Task prompt:
The word "COVID" turns up on some lines of this data; say how many, and give no other text.

** Opening Extracted material block **

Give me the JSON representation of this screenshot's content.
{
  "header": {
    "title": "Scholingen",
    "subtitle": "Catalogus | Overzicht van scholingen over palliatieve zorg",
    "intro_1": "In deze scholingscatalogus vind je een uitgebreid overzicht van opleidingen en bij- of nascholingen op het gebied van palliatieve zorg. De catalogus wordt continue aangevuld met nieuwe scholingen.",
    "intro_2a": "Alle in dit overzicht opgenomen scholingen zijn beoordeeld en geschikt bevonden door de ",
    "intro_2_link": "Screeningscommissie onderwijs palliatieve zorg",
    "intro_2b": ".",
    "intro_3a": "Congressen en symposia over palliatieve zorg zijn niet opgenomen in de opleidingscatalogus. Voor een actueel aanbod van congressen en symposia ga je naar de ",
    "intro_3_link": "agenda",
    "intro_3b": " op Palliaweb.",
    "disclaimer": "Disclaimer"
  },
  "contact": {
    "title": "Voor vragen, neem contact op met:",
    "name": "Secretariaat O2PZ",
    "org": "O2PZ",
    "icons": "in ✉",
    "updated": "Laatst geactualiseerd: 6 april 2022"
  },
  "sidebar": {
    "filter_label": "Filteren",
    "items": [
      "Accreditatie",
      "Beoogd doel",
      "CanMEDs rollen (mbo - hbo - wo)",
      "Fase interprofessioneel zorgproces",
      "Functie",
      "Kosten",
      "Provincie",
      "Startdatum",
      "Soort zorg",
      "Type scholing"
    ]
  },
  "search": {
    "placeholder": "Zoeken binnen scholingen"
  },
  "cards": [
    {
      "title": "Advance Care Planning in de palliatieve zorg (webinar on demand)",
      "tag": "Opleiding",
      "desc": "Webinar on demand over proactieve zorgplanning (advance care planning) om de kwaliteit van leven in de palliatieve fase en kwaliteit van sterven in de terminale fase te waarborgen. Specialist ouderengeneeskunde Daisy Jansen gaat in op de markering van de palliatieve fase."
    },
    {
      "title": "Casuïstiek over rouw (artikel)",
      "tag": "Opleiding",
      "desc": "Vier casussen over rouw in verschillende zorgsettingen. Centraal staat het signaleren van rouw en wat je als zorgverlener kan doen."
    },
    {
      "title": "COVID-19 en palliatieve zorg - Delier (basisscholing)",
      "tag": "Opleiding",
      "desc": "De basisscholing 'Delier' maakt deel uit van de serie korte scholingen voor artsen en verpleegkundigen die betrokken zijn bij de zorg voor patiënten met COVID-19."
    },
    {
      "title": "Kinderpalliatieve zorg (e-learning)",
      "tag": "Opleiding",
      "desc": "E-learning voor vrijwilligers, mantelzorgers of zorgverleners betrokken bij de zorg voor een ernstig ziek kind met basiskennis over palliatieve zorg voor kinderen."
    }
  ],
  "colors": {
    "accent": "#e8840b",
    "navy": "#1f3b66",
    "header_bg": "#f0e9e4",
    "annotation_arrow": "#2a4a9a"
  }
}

** Closing Extracted material block **

Written solution:
2